* _Exercise_
Answer these questions using the text on trees and ecology:
(a) How do trees help reduce heating costs in the winter?
(b) What is the approximate yearly economic benefit of the 36-inch northern hackberry tree described?
(c) What four factors is the monetary value of a tree based on?

* _Extract provided_
Trees and Ecology – Why Do They Matter?
Aside from providing a visually pleasing landscape, trees are an incredibly unique ecological infrastructure for several reasons:
- Trees are the only infrastructure elements that increase in value over time
- Trees limit run-off of storm water into rivers
- Shade provided by trees helps keep buildings cool, reducing cooling costs in the summer
- Trees block wind, helping to reduce heating costs in the winter
- Trees absorb air pollution – ozone, nitrogen dioxide, sulfur dioxide, and volatile organic compounds that are harmful for humans to breathe.
- Trees add property value
Monetary Value of Trees
All tree benefits can be assigned a monetary value. For example, a northern hackberry tree with a 36 inch diameter growing in a single-family residential area has an overall economic benefit of approximately $370 per year. If this hackberry tree were to be removed, it would take 269 two-inch diameter trees to provide the same carbon sequestration benefits for one year, and all prior years of carbon sequestration benefits would be lost. The monetary value of a tree is based on the climate zone, tree species, diameter, and the land-use type that is nearest to the tree.

* _Records provided_
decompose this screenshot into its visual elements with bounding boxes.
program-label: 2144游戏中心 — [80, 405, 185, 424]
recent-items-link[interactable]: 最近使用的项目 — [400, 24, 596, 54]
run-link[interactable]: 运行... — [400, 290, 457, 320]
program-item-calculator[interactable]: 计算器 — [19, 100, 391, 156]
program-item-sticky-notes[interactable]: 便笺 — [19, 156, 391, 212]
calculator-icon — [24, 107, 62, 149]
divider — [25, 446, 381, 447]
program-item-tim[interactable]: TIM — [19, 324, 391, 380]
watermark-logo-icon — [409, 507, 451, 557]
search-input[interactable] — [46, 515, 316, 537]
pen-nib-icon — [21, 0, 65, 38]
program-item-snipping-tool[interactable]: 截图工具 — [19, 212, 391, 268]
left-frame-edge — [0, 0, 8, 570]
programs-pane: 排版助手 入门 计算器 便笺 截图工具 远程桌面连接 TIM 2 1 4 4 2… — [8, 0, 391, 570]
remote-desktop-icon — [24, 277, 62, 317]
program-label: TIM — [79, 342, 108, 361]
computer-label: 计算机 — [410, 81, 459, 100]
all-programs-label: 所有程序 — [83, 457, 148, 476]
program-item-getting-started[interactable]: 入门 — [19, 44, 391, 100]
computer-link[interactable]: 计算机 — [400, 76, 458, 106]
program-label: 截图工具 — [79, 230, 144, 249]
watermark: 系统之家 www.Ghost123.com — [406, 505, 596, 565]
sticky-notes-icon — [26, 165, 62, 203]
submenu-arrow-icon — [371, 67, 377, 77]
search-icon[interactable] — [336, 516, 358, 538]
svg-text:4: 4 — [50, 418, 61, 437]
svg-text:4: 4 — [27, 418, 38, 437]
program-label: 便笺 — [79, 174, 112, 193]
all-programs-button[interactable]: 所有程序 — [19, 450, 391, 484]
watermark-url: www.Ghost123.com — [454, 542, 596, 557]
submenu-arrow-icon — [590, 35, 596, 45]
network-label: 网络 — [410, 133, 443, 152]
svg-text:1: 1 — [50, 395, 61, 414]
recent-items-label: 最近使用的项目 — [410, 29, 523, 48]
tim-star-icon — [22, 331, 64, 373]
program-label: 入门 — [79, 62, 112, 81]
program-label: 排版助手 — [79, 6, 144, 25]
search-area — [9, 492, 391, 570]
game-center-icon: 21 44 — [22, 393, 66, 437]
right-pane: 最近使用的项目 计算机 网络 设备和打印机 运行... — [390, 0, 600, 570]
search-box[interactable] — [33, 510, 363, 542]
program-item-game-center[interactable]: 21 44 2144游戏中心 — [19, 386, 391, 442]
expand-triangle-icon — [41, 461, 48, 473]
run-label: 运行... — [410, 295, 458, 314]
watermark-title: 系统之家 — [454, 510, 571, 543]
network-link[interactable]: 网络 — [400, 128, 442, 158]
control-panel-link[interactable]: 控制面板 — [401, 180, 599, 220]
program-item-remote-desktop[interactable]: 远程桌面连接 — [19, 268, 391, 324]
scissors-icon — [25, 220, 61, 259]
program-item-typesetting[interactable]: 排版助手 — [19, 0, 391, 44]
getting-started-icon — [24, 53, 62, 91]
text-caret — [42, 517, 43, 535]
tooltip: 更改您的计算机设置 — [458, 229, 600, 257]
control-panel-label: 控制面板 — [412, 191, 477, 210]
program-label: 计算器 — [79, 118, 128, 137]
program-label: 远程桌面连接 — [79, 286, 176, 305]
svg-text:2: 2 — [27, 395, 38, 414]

* _Exercise response_
(a) They block wind.
(b) About $370 per year.
(c) The climate zone, tree species, diameter, and the land-use type nearest to the tree.